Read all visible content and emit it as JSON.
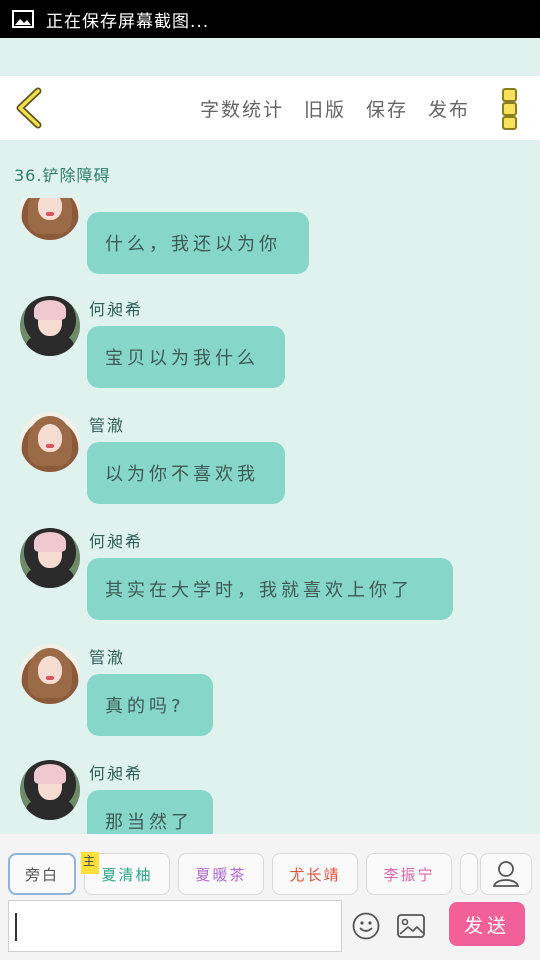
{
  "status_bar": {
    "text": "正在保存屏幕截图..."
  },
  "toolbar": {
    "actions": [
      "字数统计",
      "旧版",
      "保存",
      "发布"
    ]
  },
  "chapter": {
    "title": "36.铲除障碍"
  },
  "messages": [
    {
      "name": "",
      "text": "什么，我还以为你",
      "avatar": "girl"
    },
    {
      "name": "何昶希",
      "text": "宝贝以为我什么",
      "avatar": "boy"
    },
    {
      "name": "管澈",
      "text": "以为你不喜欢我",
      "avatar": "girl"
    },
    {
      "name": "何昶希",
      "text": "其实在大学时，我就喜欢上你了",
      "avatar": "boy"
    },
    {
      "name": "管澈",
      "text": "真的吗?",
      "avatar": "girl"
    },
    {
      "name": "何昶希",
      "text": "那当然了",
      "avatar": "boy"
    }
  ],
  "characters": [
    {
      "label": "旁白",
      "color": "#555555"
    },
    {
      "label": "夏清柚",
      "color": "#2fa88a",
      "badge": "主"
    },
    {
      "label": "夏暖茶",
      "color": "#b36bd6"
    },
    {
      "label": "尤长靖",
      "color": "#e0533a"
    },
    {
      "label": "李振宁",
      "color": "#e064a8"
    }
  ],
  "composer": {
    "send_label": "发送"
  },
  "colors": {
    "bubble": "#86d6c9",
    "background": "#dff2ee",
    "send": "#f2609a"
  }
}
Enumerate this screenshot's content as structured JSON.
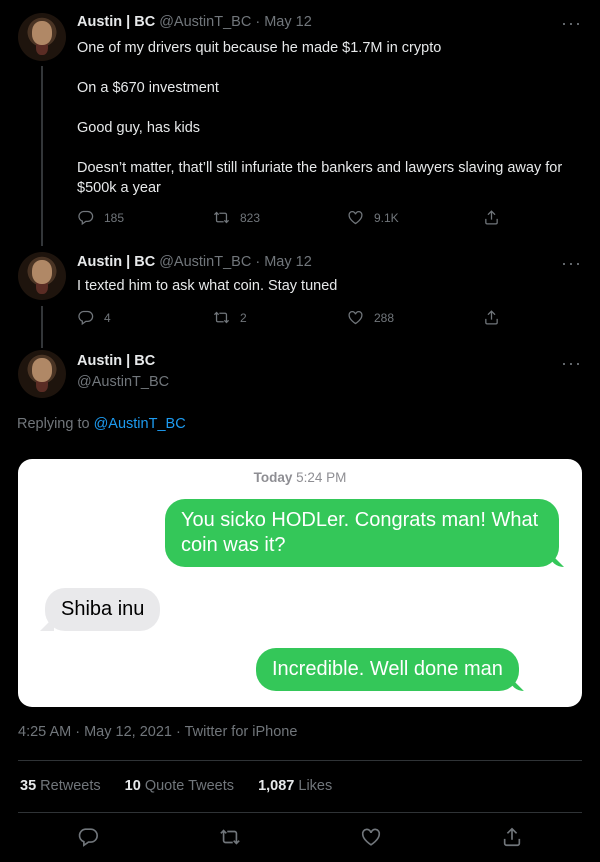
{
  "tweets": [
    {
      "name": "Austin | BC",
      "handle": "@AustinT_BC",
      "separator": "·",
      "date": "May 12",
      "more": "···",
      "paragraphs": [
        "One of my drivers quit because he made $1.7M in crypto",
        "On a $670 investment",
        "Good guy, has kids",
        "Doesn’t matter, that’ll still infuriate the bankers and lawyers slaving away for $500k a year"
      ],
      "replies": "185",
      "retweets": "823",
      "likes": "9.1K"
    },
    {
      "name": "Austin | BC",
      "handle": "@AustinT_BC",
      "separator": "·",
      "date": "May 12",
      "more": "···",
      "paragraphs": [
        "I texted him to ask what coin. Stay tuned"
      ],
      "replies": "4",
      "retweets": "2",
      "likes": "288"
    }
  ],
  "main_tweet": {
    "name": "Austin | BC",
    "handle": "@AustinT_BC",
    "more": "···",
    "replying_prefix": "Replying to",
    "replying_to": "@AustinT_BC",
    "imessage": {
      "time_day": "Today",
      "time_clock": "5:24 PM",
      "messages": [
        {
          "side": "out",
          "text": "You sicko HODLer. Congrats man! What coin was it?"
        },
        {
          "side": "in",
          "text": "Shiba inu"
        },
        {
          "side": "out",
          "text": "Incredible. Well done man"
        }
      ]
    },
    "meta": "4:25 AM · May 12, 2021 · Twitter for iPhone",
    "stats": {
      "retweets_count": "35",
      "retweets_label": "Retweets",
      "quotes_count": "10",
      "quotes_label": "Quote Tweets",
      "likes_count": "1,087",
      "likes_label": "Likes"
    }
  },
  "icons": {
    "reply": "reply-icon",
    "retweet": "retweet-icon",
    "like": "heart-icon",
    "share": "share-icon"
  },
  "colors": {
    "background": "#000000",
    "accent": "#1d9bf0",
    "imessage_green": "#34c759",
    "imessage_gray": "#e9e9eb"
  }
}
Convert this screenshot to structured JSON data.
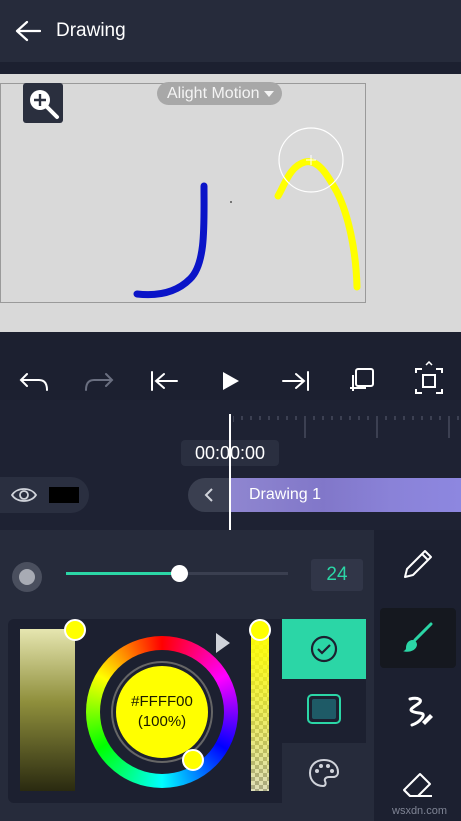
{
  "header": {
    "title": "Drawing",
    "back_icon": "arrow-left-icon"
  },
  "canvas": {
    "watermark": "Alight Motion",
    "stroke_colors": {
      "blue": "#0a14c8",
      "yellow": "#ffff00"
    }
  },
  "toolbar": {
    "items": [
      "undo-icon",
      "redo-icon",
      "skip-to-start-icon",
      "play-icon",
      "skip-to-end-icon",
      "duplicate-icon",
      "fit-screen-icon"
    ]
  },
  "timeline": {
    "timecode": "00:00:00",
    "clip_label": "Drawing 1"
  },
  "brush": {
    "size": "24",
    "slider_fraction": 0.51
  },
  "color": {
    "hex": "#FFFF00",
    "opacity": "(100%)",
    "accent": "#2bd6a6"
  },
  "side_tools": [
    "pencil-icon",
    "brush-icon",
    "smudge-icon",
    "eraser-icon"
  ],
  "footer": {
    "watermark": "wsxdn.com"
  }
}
■ ■ ■ ■ ■
(Your objective) Report back each line of the entries that holds the string "content".

(Response to the task)
Read all visible content and emit it as JSON.
Enumerate this screenshot's content as structured JSON.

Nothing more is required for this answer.